> _Given records_
━━━━━━━━
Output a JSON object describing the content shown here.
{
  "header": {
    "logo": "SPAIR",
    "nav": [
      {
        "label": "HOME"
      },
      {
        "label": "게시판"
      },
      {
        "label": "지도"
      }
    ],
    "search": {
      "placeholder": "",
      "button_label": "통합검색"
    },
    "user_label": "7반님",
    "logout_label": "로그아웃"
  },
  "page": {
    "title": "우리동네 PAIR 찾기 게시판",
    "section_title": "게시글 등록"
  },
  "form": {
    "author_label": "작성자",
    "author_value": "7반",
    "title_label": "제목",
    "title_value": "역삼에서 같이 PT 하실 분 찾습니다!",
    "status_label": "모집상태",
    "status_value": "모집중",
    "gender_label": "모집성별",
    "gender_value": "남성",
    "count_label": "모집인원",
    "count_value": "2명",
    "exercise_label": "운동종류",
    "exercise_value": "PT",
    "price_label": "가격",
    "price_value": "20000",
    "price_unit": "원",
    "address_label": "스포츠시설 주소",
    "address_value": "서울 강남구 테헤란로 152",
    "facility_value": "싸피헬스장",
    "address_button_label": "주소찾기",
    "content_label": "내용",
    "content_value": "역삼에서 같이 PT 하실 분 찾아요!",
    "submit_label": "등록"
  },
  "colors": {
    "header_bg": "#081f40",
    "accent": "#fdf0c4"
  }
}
━━━━━━━━
> _Task details_
Exactly reproduce all of the entries.

> _Answer to this task_
Output a JSON object describing the content shown here.
{
  "header": {
    "logo": "SPAIR",
    "nav": [
      {
        "label": "HOME"
      },
      {
        "label": "게시판"
      },
      {
        "label": "지도"
      }
    ],
    "search": {
      "placeholder": "",
      "button_label": "통합검색"
    },
    "user_label": "7반님",
    "logout_label": "로그아웃"
  },
  "page": {
    "title": "우리동네 PAIR 찾기 게시판",
    "section_title": "게시글 등록"
  },
  "form": {
    "author_label": "작성자",
    "author_value": "7반",
    "title_label": "제목",
    "title_value": "역삼에서 같이 PT 하실 분 찾습니다!",
    "status_label": "모집상태",
    "status_value": "모집중",
    "gender_label": "모집성별",
    "gender_value": "남성",
    "count_label": "모집인원",
    "count_value": "2명",
    "exercise_label": "운동종류",
    "exercise_value": "PT",
    "price_label": "가격",
    "price_value": "20000",
    "price_unit": "원",
    "address_label": "스포츠시설 주소",
    "address_value": "서울 강남구 테헤란로 152",
    "facility_value": "싸피헬스장",
    "address_button_label": "주소찾기",
    "content_label": "내용",
    "content_value": "역삼에서 같이 PT 하실 분 찾아요!",
    "submit_label": "등록"
  },
  "colors": {
    "header_bg": "#081f40",
    "accent": "#fdf0c4"
  }
}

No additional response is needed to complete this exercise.